▶ _PROBLEM STATEMENT_: Identify the lines that contain the string "text" and report only how many there are.

───── EXERCISE MATERIAL ─────

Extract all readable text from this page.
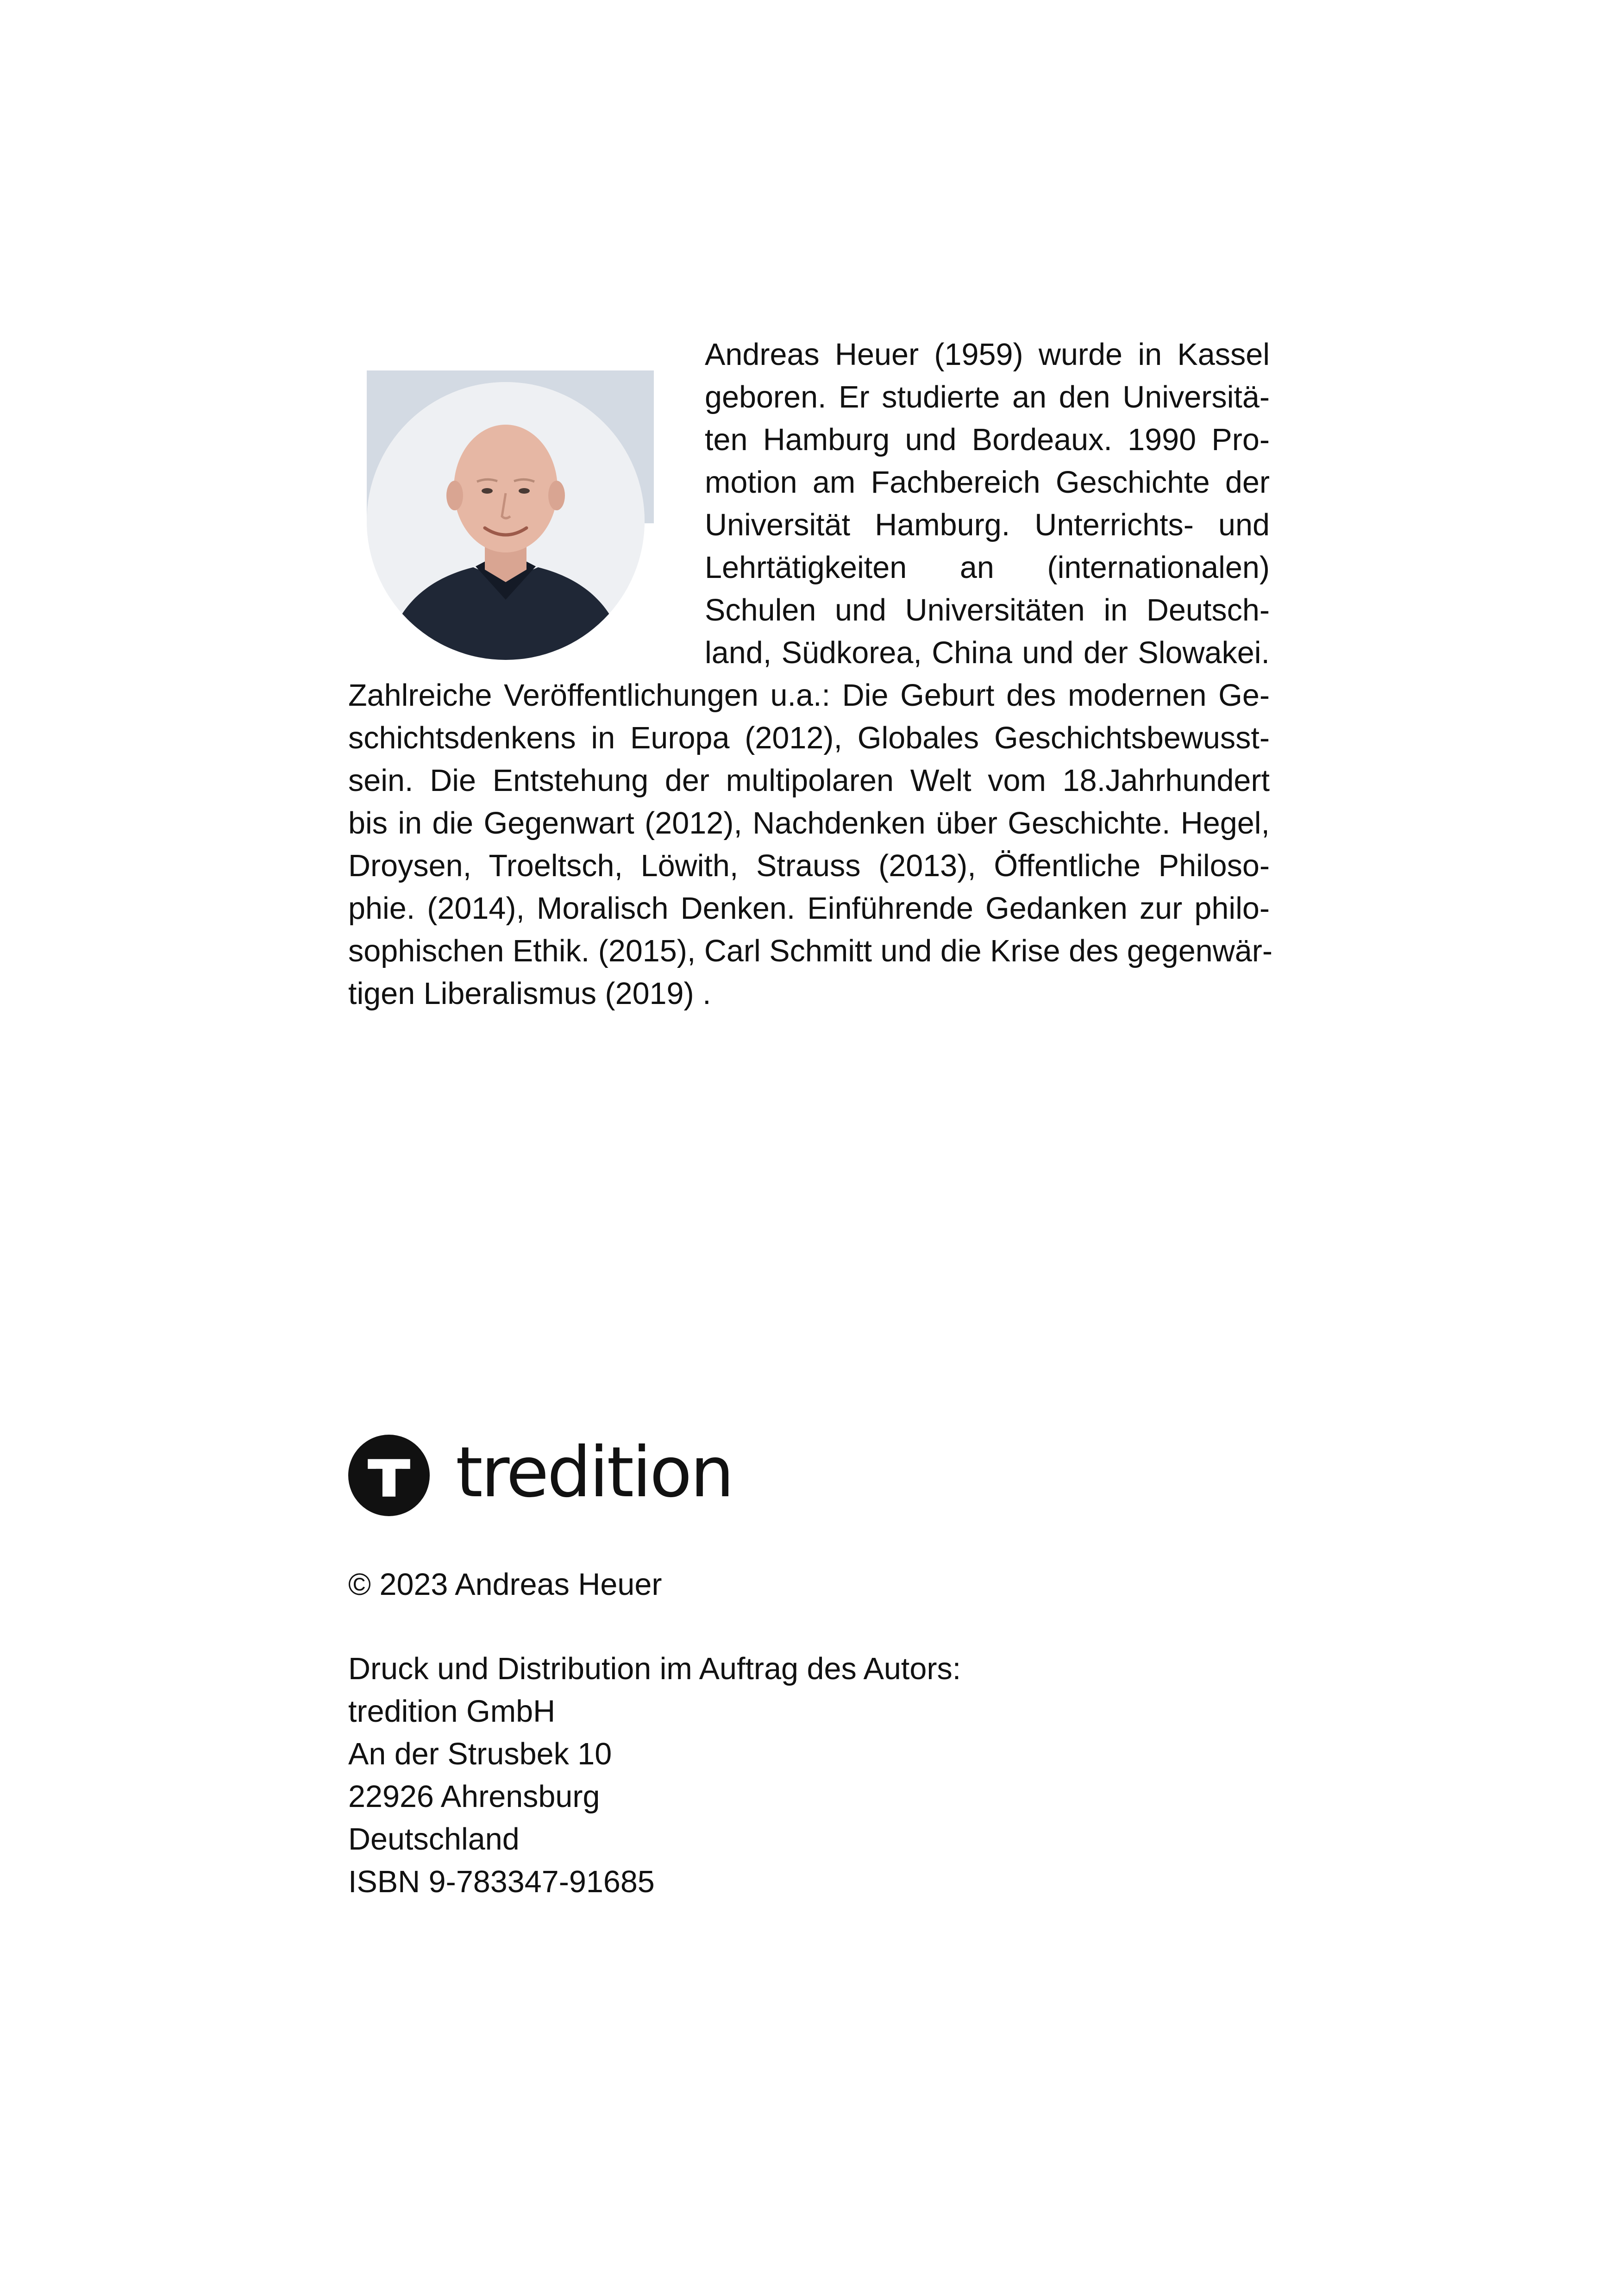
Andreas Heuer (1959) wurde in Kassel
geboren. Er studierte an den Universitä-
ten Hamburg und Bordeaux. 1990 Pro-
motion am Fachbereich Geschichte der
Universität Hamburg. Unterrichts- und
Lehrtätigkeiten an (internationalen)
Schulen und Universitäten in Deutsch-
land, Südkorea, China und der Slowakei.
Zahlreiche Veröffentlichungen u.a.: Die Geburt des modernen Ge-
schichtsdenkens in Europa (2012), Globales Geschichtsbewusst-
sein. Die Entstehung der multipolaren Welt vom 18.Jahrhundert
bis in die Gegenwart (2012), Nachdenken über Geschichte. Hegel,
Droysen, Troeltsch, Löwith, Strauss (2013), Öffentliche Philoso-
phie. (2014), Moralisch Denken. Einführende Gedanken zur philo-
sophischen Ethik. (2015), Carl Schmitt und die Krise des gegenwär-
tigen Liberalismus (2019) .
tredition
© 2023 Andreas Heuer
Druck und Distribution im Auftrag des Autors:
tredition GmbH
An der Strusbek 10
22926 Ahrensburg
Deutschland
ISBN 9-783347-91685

─────
───── EXERCISE MATERIAL ─────

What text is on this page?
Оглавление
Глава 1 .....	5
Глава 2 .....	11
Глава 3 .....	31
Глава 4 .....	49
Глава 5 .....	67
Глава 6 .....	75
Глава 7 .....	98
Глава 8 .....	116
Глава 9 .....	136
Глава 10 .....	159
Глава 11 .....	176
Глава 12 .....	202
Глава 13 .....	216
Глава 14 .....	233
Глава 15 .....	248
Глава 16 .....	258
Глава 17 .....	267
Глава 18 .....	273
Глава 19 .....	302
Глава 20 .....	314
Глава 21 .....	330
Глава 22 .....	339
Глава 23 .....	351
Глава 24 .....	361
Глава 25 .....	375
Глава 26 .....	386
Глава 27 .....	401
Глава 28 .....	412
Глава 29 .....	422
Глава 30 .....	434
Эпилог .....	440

─────

▶ _TASK OUTPUT_: 2